SUPPLIED ENTRIES:
++++++++

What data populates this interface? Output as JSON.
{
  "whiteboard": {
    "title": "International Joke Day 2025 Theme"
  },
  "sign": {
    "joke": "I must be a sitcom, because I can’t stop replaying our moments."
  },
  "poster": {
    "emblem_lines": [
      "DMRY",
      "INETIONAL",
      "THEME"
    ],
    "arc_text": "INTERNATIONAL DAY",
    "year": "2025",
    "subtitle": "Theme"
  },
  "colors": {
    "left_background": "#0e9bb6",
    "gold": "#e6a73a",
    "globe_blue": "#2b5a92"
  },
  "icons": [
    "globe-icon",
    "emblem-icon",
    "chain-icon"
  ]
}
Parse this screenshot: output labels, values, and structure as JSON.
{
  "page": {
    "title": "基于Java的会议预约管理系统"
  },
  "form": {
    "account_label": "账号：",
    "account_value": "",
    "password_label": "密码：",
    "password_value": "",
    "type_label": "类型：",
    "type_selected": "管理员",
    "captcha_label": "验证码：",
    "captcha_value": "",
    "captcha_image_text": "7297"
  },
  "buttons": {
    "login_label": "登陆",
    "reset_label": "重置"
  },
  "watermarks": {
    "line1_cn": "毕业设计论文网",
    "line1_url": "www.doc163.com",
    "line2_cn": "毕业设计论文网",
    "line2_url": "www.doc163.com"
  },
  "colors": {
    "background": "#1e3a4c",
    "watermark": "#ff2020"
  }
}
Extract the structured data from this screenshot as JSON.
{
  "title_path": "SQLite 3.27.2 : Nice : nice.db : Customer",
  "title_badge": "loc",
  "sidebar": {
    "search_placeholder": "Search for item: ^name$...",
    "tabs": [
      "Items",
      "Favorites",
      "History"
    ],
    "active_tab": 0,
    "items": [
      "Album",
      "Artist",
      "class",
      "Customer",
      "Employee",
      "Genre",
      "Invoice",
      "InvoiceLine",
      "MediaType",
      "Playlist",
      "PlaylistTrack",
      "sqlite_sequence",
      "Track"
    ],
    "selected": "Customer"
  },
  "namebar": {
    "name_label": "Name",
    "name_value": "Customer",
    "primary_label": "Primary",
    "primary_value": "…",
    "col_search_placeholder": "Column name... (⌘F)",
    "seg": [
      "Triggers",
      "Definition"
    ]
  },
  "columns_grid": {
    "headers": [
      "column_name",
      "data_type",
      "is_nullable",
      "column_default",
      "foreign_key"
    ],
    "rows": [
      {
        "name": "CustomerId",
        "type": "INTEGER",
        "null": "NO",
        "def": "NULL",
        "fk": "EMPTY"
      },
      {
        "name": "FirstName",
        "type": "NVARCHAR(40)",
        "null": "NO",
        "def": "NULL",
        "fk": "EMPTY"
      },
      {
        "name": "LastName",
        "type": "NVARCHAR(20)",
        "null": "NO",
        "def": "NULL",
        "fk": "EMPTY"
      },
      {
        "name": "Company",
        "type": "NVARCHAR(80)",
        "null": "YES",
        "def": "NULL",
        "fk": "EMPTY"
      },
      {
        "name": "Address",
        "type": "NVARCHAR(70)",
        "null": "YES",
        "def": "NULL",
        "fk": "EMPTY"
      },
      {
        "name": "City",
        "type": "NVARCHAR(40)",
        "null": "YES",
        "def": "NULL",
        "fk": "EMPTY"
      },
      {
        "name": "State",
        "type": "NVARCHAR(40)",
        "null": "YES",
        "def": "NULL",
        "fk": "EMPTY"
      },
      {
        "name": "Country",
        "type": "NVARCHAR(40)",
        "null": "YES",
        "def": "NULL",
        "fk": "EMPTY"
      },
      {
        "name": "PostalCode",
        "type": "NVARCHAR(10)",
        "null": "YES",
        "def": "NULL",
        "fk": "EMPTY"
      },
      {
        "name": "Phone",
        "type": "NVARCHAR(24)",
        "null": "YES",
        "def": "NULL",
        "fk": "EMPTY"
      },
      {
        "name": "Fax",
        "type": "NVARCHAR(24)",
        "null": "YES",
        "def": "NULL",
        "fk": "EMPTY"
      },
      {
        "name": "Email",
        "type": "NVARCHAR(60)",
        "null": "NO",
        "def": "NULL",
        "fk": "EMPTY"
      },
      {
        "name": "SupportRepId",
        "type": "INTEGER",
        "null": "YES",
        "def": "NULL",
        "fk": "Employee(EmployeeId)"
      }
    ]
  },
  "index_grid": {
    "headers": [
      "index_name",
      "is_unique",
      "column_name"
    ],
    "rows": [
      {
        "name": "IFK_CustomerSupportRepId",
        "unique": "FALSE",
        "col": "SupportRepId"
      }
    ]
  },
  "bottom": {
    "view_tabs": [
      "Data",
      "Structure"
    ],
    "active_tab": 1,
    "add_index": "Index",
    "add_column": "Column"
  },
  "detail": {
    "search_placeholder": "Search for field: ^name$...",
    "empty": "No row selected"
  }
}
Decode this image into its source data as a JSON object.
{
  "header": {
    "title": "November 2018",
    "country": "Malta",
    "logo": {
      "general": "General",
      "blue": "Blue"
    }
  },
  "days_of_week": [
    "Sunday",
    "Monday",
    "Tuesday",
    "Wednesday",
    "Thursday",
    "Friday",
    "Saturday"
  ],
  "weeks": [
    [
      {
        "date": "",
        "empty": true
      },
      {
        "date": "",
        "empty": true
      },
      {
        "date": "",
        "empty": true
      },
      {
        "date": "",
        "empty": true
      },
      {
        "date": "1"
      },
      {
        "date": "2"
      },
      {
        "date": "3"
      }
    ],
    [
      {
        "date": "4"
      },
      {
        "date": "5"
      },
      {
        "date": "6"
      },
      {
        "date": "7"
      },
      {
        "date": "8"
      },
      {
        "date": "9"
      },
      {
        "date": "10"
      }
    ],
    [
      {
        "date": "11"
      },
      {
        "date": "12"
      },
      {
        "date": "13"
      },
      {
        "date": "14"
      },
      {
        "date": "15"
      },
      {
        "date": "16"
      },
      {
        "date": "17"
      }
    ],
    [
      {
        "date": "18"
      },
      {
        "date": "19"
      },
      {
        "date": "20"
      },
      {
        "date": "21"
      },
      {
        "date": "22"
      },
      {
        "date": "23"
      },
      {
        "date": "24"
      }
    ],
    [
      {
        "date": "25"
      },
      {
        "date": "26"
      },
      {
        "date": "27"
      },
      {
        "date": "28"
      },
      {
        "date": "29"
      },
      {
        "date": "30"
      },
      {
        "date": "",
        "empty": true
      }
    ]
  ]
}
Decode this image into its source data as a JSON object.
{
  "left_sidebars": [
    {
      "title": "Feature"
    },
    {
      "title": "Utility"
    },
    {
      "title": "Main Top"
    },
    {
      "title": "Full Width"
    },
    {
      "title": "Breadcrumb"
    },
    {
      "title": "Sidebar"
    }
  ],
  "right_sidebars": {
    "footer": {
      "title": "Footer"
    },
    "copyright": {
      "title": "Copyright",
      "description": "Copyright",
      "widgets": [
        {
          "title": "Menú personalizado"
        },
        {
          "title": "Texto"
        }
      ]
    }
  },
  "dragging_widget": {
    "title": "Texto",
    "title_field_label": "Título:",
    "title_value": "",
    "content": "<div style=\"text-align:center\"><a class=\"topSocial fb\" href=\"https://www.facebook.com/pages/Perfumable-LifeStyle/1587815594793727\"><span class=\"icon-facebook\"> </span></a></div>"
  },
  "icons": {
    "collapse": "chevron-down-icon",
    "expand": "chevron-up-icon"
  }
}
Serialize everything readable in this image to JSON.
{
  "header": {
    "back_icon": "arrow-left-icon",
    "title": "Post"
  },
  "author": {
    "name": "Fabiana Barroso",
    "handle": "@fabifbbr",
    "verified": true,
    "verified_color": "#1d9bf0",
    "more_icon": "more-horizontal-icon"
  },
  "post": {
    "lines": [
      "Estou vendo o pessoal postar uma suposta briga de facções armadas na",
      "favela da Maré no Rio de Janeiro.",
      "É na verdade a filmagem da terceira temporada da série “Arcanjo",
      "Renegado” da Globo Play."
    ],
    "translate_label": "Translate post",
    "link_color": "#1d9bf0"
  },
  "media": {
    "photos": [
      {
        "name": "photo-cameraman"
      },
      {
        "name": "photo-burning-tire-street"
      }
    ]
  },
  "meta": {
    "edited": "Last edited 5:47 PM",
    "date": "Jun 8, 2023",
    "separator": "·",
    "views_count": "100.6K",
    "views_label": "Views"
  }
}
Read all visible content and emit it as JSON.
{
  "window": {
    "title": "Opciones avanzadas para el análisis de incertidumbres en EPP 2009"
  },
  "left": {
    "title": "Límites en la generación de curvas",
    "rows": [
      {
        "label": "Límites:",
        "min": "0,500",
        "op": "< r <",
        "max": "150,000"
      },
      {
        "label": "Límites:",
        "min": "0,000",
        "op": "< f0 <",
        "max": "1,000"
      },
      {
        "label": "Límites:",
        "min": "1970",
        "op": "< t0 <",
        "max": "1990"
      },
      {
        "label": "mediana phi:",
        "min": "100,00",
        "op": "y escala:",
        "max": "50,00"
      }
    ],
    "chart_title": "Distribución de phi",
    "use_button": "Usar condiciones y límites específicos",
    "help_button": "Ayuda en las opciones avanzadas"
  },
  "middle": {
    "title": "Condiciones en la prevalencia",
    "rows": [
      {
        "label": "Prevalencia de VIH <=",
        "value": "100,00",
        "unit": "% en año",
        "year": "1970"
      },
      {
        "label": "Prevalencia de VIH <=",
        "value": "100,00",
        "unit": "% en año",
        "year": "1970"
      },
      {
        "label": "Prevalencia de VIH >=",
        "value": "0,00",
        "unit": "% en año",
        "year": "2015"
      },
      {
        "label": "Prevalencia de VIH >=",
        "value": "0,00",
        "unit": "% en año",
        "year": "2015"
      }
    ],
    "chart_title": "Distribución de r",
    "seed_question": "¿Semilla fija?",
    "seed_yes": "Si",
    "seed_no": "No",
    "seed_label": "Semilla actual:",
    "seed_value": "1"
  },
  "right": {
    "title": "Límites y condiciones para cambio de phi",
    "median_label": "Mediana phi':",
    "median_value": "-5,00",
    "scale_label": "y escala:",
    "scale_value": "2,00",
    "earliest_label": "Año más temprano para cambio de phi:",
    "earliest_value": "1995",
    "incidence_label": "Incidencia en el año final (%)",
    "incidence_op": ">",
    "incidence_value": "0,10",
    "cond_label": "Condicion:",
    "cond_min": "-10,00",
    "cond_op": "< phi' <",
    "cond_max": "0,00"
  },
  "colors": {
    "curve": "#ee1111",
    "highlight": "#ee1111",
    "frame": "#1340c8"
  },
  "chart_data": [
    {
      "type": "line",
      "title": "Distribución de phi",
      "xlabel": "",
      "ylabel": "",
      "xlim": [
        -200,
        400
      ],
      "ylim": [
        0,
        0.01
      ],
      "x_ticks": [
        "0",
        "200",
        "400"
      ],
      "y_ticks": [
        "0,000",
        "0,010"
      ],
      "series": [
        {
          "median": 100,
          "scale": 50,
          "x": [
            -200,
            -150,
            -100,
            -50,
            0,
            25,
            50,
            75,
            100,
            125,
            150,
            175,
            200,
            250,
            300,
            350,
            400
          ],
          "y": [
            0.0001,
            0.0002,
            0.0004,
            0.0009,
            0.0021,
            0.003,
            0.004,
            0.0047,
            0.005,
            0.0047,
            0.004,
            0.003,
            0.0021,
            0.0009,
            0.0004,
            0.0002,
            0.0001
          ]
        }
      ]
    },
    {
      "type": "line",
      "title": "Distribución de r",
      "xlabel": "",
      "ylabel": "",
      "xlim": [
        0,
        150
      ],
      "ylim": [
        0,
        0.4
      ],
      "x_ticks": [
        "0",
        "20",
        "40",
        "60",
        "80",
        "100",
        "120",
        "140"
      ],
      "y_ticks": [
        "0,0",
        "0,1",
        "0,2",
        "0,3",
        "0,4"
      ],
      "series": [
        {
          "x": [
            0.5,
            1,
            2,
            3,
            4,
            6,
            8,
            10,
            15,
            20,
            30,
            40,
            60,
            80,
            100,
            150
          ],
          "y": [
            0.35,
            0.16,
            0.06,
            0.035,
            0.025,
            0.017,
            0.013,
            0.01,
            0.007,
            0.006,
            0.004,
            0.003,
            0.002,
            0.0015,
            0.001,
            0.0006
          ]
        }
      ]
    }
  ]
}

++++++++

WHAT THE EXERCISE ASKS: Determine the number of lines in the listing that contain the string "screenshot". Write that number and nothing else.

ANSWER: 2